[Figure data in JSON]
↓↓↓
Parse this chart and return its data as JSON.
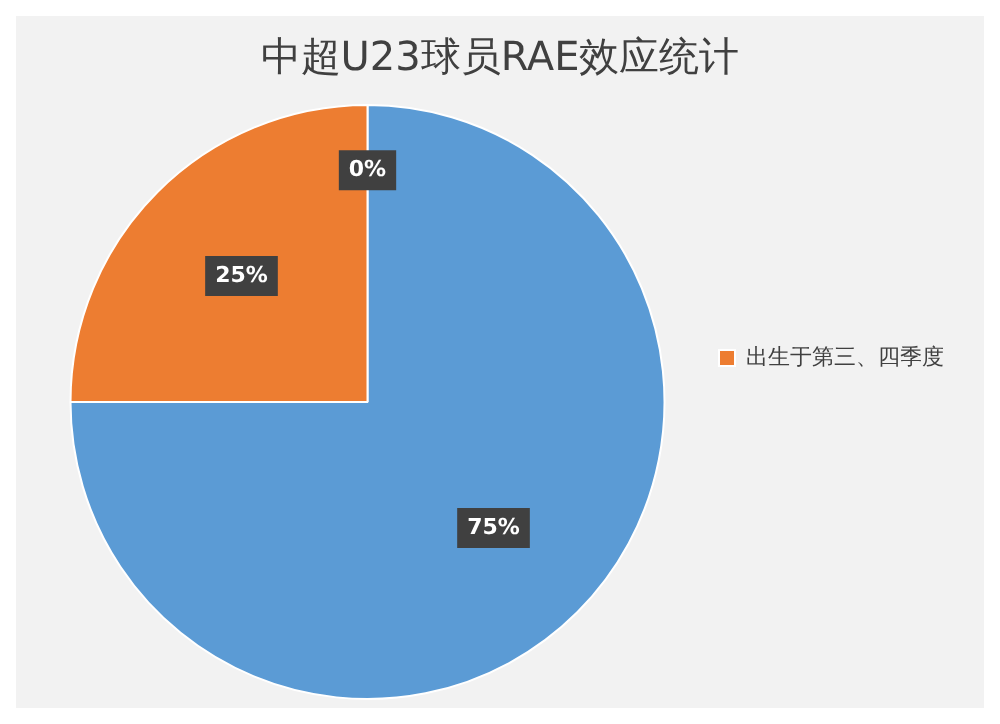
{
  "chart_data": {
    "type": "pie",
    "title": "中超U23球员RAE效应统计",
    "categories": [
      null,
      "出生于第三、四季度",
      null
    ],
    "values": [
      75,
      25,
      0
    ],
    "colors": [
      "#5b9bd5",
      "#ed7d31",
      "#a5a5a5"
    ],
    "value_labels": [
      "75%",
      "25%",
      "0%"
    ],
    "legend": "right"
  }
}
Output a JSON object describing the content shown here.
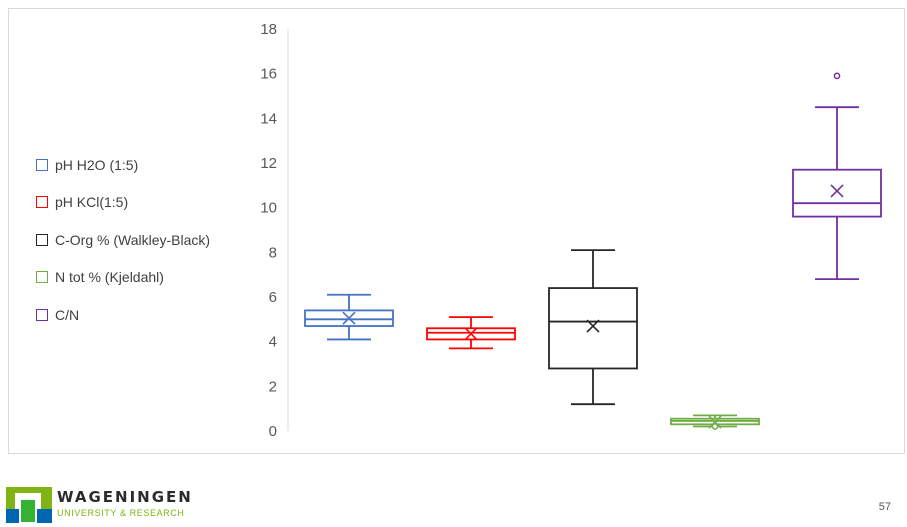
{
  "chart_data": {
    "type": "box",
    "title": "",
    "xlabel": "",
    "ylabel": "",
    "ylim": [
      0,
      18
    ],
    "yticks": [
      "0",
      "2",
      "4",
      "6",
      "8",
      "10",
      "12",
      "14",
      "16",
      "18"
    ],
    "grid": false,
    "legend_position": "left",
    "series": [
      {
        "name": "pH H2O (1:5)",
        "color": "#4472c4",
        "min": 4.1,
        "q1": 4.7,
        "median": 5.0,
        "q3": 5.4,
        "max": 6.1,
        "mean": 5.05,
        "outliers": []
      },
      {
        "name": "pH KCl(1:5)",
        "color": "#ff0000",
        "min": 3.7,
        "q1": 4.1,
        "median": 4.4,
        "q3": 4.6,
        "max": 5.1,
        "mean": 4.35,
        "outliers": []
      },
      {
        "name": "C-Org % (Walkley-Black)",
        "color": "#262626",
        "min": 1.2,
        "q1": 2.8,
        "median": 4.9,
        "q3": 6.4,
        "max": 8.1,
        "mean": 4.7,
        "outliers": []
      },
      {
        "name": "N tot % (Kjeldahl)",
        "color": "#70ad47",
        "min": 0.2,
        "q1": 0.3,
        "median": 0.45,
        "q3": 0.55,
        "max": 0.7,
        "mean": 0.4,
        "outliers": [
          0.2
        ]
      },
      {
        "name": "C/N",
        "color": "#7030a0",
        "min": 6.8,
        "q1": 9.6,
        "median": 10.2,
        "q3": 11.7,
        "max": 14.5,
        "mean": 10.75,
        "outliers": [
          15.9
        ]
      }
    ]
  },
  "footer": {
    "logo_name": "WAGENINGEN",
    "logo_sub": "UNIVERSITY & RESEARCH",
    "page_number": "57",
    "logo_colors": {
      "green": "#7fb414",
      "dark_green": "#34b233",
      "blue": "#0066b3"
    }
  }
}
↑↑↑
↓↓↓
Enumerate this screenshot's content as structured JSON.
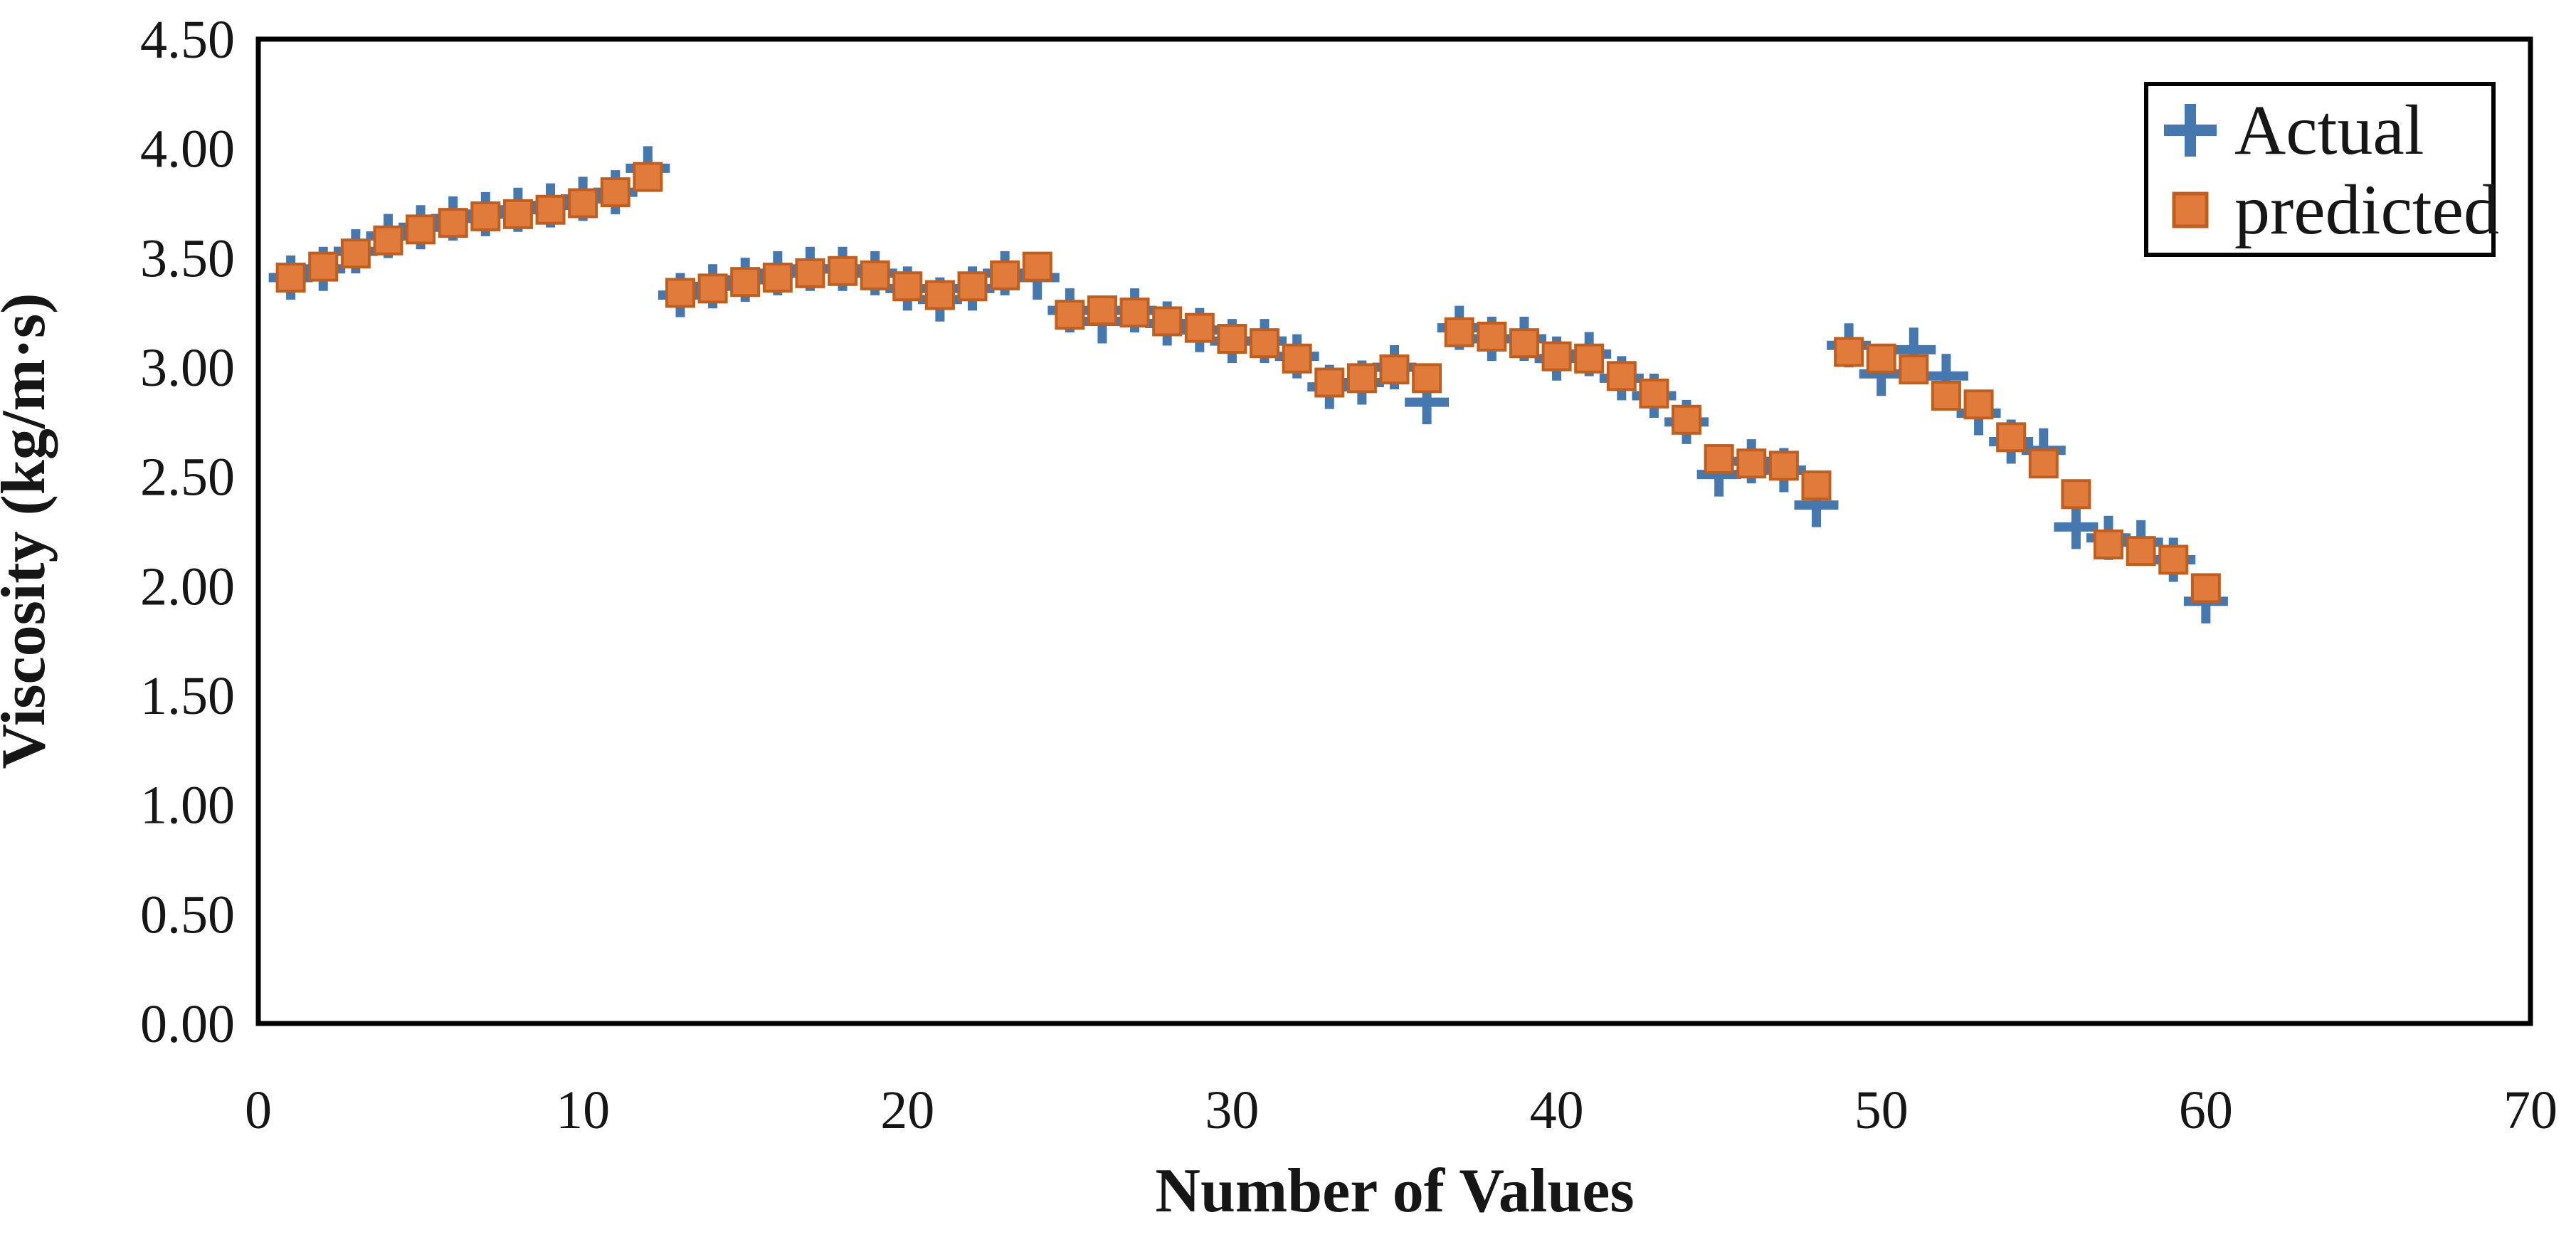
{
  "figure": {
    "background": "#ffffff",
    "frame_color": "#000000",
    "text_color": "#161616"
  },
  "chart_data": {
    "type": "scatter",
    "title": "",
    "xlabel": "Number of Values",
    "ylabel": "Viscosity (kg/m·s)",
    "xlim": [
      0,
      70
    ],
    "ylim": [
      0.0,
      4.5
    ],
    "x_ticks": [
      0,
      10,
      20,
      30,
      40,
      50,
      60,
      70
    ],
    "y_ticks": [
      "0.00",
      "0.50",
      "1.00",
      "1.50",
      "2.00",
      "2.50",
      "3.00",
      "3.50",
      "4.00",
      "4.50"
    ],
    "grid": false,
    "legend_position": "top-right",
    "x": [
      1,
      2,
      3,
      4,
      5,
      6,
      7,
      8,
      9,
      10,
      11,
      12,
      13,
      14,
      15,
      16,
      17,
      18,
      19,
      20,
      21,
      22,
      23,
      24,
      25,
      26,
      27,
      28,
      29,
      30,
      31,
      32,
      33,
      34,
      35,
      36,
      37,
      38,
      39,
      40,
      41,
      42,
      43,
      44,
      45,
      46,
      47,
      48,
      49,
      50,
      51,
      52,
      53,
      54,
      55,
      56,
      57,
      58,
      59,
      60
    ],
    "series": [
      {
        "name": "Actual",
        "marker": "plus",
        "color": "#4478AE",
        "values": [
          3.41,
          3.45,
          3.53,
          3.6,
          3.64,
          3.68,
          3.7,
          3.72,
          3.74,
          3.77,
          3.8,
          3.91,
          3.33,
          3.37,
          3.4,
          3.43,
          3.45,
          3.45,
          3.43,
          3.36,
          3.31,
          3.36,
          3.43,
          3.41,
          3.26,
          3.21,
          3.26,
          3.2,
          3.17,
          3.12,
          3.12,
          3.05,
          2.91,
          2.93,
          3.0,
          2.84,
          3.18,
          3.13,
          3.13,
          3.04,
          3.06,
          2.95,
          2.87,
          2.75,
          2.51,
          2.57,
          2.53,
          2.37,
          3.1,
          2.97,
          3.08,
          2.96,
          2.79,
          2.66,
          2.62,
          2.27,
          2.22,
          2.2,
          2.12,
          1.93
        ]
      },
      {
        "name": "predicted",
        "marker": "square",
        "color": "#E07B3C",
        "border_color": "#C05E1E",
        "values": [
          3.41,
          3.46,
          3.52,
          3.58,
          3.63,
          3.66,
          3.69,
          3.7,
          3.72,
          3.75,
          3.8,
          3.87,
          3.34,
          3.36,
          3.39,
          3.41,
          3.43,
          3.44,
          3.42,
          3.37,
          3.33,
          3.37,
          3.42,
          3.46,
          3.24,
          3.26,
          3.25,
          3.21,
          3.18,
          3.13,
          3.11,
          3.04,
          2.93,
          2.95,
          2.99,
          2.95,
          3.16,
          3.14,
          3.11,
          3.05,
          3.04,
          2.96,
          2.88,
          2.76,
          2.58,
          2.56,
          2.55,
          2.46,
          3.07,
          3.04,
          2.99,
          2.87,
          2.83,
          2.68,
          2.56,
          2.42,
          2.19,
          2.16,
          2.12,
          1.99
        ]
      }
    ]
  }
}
↑↑↑
EXERCISE INSTRUCTIONS: In the records above, find each line with the word "content" and copy it.

OUTPUT:
Output a JSON object describing the content shown here.
Enumerate this screenshot's content as structured JSON.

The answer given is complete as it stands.